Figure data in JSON
________
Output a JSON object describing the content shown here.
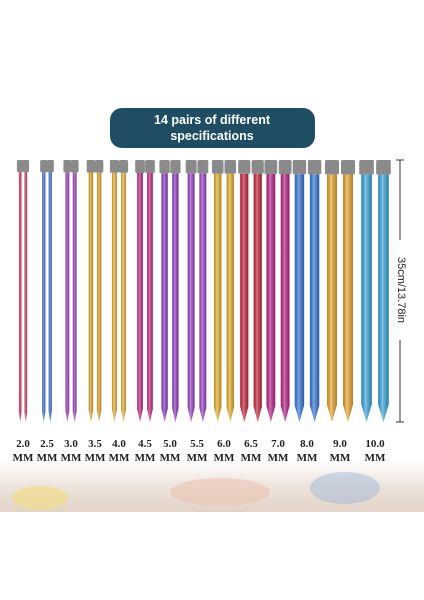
{
  "banner": {
    "line1": "14 pairs of different",
    "line2": "specifications"
  },
  "length_label": "35cm/13.78in",
  "needles": [
    {
      "size": "2.0",
      "unit": "MM",
      "color": "#d0335a"
    },
    {
      "size": "2.5",
      "unit": "MM",
      "color": "#3f6fd0"
    },
    {
      "size": "3.0",
      "unit": "MM",
      "color": "#9a3fb8"
    },
    {
      "size": "3.5",
      "unit": "MM",
      "color": "#e0a52a"
    },
    {
      "size": "4.0",
      "unit": "MM",
      "color": "#e8b43a"
    },
    {
      "size": "4.5",
      "unit": "MM",
      "color": "#c42a86"
    },
    {
      "size": "5.0",
      "unit": "MM",
      "color": "#8d3cc0"
    },
    {
      "size": "5.5",
      "unit": "MM",
      "color": "#9b45c8"
    },
    {
      "size": "6.0",
      "unit": "MM",
      "color": "#e6b030"
    },
    {
      "size": "6.5",
      "unit": "MM",
      "color": "#c8283e"
    },
    {
      "size": "7.0",
      "unit": "MM",
      "color": "#b8268a"
    },
    {
      "size": "8.0",
      "unit": "MM",
      "color": "#3a78d8"
    },
    {
      "size": "9.0",
      "unit": "MM",
      "color": "#e5a630"
    },
    {
      "size": "10.0",
      "unit": "MM",
      "color": "#3aa6dc"
    }
  ]
}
________
**WRITTEN INSTRUCTION**
Repeat the listing in full and exactly. Do not include any images.

**RESULT**
Output a JSON object describing the content shown here.
{
  "banner": {
    "line1": "14 pairs of different",
    "line2": "specifications"
  },
  "length_label": "35cm/13.78in",
  "needles": [
    {
      "size": "2.0",
      "unit": "MM",
      "color": "#d0335a"
    },
    {
      "size": "2.5",
      "unit": "MM",
      "color": "#3f6fd0"
    },
    {
      "size": "3.0",
      "unit": "MM",
      "color": "#9a3fb8"
    },
    {
      "size": "3.5",
      "unit": "MM",
      "color": "#e0a52a"
    },
    {
      "size": "4.0",
      "unit": "MM",
      "color": "#e8b43a"
    },
    {
      "size": "4.5",
      "unit": "MM",
      "color": "#c42a86"
    },
    {
      "size": "5.0",
      "unit": "MM",
      "color": "#8d3cc0"
    },
    {
      "size": "5.5",
      "unit": "MM",
      "color": "#9b45c8"
    },
    {
      "size": "6.0",
      "unit": "MM",
      "color": "#e6b030"
    },
    {
      "size": "6.5",
      "unit": "MM",
      "color": "#c8283e"
    },
    {
      "size": "7.0",
      "unit": "MM",
      "color": "#b8268a"
    },
    {
      "size": "8.0",
      "unit": "MM",
      "color": "#3a78d8"
    },
    {
      "size": "9.0",
      "unit": "MM",
      "color": "#e5a630"
    },
    {
      "size": "10.0",
      "unit": "MM",
      "color": "#3aa6dc"
    }
  ]
}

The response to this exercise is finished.